Page images and their text
------------------------------------------------
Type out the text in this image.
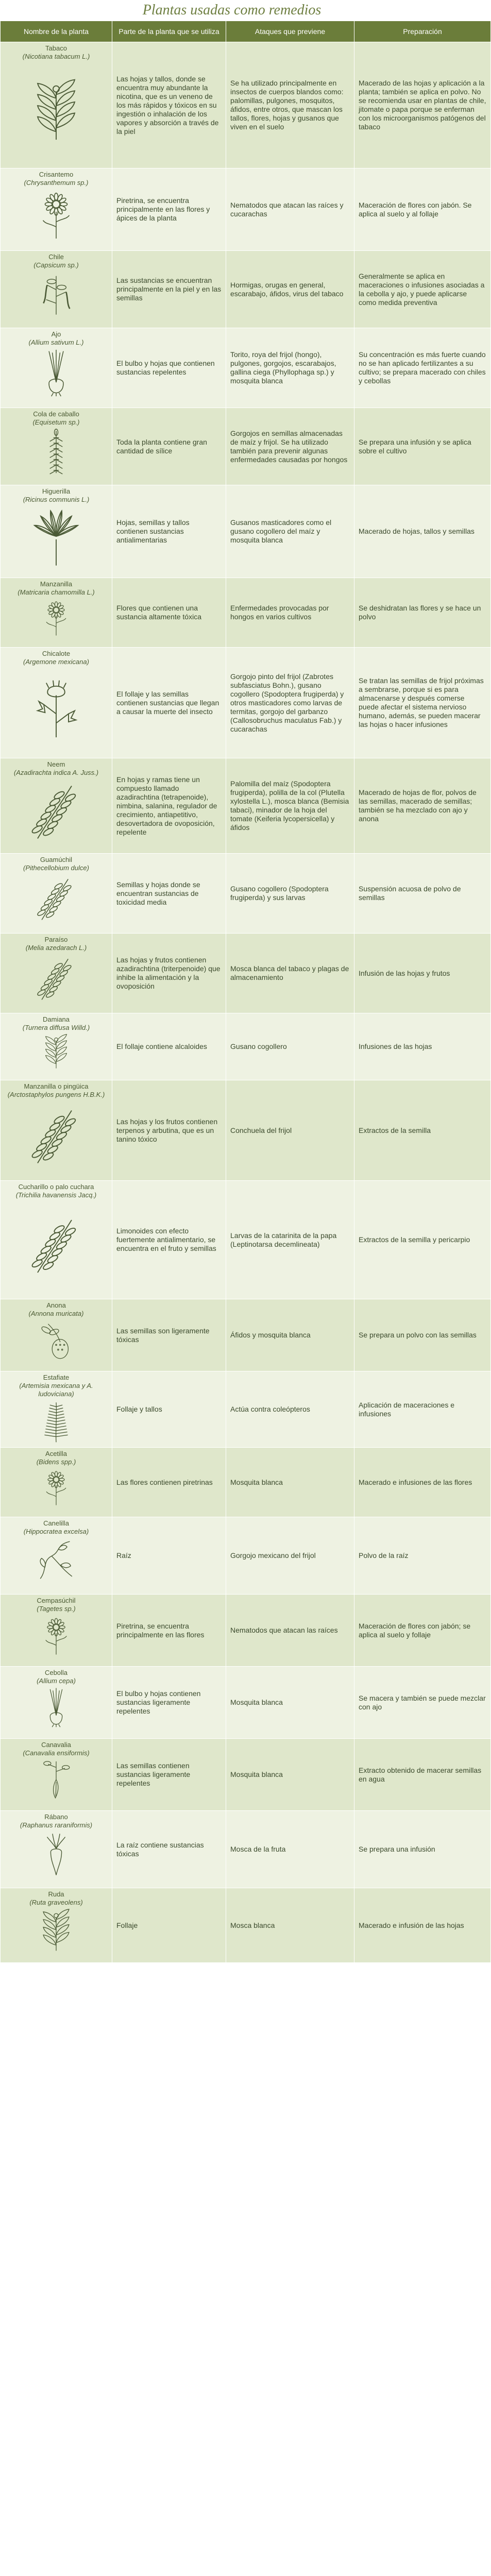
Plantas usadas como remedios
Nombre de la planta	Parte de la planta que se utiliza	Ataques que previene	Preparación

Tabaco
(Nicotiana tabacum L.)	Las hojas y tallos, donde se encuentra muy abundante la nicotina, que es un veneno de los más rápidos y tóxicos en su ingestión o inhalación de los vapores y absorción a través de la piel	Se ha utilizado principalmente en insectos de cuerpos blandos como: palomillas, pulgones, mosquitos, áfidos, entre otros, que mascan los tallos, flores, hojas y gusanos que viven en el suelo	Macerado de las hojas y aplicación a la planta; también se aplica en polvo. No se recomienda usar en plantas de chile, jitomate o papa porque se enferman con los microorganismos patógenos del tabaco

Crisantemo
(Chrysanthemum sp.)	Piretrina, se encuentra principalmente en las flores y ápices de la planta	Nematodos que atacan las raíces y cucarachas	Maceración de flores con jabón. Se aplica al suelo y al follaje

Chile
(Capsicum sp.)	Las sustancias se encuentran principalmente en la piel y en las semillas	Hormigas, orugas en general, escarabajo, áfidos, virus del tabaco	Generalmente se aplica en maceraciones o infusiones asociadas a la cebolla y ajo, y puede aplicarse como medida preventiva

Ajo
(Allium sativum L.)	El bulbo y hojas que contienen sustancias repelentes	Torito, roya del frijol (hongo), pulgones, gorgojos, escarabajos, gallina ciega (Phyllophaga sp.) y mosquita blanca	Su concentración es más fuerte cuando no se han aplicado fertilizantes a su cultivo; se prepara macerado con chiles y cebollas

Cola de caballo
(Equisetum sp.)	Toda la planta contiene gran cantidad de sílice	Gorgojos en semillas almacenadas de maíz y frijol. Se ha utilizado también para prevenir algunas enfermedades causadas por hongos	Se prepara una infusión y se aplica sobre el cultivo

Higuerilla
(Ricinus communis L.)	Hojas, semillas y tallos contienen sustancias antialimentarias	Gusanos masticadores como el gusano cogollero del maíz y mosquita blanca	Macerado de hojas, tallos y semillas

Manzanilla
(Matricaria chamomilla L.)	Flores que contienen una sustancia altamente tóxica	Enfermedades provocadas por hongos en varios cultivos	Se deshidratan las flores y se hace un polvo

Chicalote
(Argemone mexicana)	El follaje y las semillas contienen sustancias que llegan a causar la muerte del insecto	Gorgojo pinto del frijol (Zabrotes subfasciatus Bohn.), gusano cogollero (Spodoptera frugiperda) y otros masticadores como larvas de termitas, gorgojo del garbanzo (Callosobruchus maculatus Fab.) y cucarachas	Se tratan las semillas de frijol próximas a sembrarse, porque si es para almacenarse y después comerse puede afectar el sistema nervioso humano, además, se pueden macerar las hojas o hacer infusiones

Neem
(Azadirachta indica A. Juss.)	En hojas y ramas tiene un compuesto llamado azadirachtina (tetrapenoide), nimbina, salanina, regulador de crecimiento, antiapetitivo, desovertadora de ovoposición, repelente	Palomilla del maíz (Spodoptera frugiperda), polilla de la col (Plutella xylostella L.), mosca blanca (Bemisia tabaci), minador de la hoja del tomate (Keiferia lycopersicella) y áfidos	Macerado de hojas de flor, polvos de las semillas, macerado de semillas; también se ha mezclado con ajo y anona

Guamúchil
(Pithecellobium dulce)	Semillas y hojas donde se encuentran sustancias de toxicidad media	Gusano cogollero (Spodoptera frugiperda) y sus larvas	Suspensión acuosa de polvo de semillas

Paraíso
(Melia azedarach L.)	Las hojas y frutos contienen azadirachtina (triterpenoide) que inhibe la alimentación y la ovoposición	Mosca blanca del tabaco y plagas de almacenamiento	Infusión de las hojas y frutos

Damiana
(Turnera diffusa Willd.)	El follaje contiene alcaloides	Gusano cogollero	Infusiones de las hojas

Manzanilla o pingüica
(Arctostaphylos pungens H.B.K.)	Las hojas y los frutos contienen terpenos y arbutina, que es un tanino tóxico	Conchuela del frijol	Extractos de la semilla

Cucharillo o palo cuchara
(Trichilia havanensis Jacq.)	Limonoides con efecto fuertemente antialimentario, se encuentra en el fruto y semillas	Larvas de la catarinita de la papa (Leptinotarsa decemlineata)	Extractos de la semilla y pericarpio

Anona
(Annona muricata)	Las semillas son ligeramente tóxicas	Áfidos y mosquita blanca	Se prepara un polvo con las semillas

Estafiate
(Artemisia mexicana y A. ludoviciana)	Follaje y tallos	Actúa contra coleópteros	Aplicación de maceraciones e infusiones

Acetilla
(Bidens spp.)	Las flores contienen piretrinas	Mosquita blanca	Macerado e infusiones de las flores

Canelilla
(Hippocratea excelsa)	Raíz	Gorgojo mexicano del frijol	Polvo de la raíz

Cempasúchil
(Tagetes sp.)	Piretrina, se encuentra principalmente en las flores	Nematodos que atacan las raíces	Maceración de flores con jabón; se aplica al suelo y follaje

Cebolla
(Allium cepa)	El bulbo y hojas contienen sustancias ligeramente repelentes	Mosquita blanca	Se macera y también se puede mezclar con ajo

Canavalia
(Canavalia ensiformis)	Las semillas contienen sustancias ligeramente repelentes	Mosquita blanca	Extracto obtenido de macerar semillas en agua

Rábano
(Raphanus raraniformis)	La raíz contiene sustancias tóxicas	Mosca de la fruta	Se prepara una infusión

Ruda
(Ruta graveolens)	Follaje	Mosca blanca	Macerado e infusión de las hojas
------------------------------------------------
### Problem description
The lines to copy are those above that contain "ligeramente".

### Response to this task
(Annona muricata)	Las semillas son ligeramente tóxicas	Áfidos y mosquita blanca	Se prepara un polvo con las semillas
(Allium cepa)	El bulbo y hojas contienen sustancias ligeramente repelentes	Mosquita blanca	Se macera y también se puede mezclar con ajo
(Canavalia ensiformis)	Las semillas contienen sustancias ligeramente repelentes	Mosquita blanca	Extracto obtenido de macerar semillas en agua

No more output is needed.